[Problem statement] Find and copy lines holding "Hukum".

━━━ Exercise data

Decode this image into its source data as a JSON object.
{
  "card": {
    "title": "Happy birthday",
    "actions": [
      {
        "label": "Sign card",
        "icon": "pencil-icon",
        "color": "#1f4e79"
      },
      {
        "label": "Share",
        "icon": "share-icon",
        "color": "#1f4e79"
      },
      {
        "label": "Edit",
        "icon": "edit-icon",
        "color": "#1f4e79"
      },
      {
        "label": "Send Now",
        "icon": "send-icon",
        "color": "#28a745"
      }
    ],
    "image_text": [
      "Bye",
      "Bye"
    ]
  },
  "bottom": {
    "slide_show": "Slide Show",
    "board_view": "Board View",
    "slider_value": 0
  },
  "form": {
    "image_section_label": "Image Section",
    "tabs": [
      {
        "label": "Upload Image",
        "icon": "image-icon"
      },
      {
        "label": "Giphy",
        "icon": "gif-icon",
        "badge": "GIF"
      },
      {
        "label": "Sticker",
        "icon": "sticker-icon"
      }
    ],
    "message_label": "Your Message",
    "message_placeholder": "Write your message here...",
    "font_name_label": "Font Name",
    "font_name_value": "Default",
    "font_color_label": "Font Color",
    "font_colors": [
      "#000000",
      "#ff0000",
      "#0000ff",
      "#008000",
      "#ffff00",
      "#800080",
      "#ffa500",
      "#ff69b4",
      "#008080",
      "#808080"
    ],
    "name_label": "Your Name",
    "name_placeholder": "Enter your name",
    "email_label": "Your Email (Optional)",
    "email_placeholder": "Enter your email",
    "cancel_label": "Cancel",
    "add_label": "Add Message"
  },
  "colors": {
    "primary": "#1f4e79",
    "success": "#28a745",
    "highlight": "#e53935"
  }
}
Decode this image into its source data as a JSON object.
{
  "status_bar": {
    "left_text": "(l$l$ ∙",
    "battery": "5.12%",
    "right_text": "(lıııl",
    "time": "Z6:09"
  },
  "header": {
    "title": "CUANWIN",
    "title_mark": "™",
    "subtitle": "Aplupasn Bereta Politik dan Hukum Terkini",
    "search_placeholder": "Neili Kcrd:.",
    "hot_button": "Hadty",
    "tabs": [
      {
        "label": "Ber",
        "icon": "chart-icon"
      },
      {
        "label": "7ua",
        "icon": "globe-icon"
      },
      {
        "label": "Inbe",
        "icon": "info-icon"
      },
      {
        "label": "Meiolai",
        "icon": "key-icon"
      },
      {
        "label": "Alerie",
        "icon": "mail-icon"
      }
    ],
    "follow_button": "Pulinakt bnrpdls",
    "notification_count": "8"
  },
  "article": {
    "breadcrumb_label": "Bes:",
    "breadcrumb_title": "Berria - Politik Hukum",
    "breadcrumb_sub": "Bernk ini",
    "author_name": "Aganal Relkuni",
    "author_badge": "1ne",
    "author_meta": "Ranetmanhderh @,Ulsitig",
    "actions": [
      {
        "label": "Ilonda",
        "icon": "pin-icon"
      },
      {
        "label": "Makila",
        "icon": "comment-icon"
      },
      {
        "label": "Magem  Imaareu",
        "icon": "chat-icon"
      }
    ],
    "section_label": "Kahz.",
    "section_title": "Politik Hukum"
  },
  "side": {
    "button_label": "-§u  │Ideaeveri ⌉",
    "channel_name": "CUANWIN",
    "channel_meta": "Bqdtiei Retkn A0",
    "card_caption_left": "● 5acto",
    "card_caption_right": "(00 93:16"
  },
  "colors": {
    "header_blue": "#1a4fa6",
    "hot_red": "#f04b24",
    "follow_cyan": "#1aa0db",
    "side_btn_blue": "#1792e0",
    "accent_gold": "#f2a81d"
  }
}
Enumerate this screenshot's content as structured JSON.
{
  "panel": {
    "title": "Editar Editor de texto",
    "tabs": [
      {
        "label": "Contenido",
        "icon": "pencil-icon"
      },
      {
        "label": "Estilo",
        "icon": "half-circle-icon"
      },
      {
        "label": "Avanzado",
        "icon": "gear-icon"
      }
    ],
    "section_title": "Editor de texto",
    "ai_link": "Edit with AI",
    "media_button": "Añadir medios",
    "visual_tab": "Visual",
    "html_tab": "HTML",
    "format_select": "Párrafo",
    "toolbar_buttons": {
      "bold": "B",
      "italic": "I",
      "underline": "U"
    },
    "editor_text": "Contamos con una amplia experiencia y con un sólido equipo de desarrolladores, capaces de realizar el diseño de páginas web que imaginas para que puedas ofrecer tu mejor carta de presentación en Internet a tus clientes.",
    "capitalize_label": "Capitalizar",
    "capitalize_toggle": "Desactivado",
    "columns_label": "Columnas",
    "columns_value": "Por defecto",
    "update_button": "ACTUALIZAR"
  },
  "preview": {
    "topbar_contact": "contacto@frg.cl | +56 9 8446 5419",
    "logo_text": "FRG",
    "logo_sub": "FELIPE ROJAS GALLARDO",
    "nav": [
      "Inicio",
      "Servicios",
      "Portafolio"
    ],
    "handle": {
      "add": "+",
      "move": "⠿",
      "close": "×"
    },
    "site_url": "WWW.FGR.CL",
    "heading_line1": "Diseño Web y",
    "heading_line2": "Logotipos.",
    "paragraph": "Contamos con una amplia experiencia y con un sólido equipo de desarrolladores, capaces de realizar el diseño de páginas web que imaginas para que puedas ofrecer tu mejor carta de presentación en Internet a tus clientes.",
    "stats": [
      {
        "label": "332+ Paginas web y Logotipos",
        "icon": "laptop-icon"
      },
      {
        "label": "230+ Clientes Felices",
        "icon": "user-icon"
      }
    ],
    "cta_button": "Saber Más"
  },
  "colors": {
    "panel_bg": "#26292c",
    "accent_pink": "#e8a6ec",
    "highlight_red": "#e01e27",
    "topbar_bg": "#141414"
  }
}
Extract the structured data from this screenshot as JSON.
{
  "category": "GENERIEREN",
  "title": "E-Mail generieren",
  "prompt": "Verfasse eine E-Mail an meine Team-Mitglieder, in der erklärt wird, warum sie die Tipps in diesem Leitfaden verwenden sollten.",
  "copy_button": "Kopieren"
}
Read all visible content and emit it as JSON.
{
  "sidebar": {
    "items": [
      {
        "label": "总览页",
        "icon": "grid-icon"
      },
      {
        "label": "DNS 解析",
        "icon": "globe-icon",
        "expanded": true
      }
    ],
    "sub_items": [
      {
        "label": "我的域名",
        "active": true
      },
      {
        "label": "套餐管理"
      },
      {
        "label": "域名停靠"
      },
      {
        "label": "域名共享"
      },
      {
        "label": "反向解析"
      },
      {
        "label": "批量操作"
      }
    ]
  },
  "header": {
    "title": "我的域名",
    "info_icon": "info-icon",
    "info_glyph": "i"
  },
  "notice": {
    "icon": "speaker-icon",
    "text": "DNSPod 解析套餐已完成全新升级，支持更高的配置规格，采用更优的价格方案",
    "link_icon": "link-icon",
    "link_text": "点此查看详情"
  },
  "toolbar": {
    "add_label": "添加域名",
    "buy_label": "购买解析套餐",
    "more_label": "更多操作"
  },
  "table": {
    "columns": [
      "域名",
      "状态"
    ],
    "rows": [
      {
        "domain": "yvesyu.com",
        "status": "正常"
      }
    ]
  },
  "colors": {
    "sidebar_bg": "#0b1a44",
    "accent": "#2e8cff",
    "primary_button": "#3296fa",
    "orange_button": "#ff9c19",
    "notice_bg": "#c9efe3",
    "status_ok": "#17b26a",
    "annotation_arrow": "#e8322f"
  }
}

━━━━━━

[Solution below]
    "subtitle": "Aplupasn Bereta Politik dan Hukum Terkini",
    "breadcrumb_title": "Berria - Politik Hukum",
    "section_title": "Politik Hukum"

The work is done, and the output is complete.